REQUIREMENT: Quote every line as written. Omit pictures.

DATA ROWS:
==============================
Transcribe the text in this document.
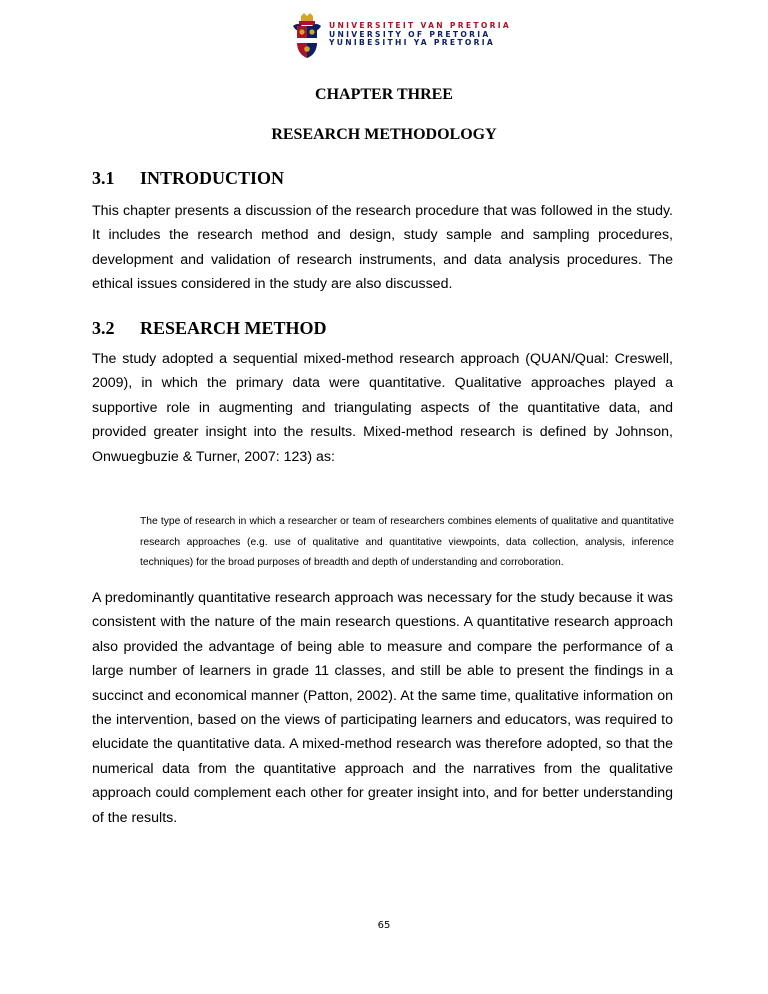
UNIVERSITEIT VAN PRETORIA
UNIVERSITY OF PRETORIA
YUNIBESITHI YA PRETORIA
CHAPTER THREE
RESEARCH METHODOLOGY
3.1 INTRODUCTION

This chapter presents a discussion of the research procedure that was followed in the study. It includes the research method and design, study sample and sampling procedures, development and validation of research instruments, and data analysis procedures. The ethical issues considered in the study are also discussed.

3.2 RESEARCH METHOD

The study adopted a sequential mixed-method research approach (QUAN/Qual: Creswell, 2009), in which the primary data were quantitative. Qualitative approaches played a supportive role in augmenting and triangulating aspects of the quantitative data, and provided greater insight into the results. Mixed-method research is defined by Johnson, Onwuegbuzie & Turner, 2007: 123) as:

The type of research in which a researcher or team of researchers combines elements of qualitative and quantitative research approaches (e.g. use of qualitative and quantitative viewpoints, data collection, analysis, inference techniques) for the broad purposes of breadth and depth of understanding and corroboration.

A predominantly quantitative research approach was necessary for the study because it was consistent with the nature of the main research questions. A quantitative research approach also provided the advantage of being able to measure and compare the performance of a large number of learners in grade 11 classes, and still be able to present the findings in a succinct and economical manner (Patton, 2002). At the same time, qualitative information on the intervention, based on the views of participating learners and educators, was required to elucidate the quantitative data. A mixed-method research was therefore adopted, so that the numerical data from the quantitative approach and the narratives from the qualitative approach could complement each other for greater insight into, and for better understanding of the results.

65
==============================
EXERCISE ANSWER:
Transcribe the text in this document.
UNIVERSITEIT VAN PRETORIA
UNIVERSITY OF PRETORIA
YUNIBESITHI YA PRETORIA
CHAPTER THREE
RESEARCH METHODOLOGY
3.1 INTRODUCTION

This chapter presents a discussion of the research procedure that was followed in the study. It includes the research method and design, study sample and sampling procedures, development and validation of research instruments, and data analysis procedures. The ethical issues considered in the study are also discussed.

3.2 RESEARCH METHOD

The study adopted a sequential mixed-method research approach (QUAN/Qual: Creswell, 2009), in which the primary data were quantitative. Qualitative approaches played a supportive role in augmenting and triangulating aspects of the quantitative data, and provided greater insight into the results. Mixed-method research is defined by Johnson, Onwuegbuzie & Turner, 2007: 123) as:

The type of research in which a researcher or team of researchers combines elements of qualitative and quantitative research approaches (e.g. use of qualitative and quantitative viewpoints, data collection, analysis, inference techniques) for the broad purposes of breadth and depth of understanding and corroboration.

A predominantly quantitative research approach was necessary for the study because it was consistent with the nature of the main research questions. A quantitative research approach also provided the advantage of being able to measure and compare the performance of a large number of learners in grade 11 classes, and still be able to present the findings in a succinct and economical manner (Patton, 2002). At the same time, qualitative information on the intervention, based on the views of participating learners and educators, was required to elucidate the quantitative data. A mixed-method research was therefore adopted, so that the numerical data from the quantitative approach and the narratives from the qualitative approach could complement each other for greater insight into, and for better understanding of the results.

65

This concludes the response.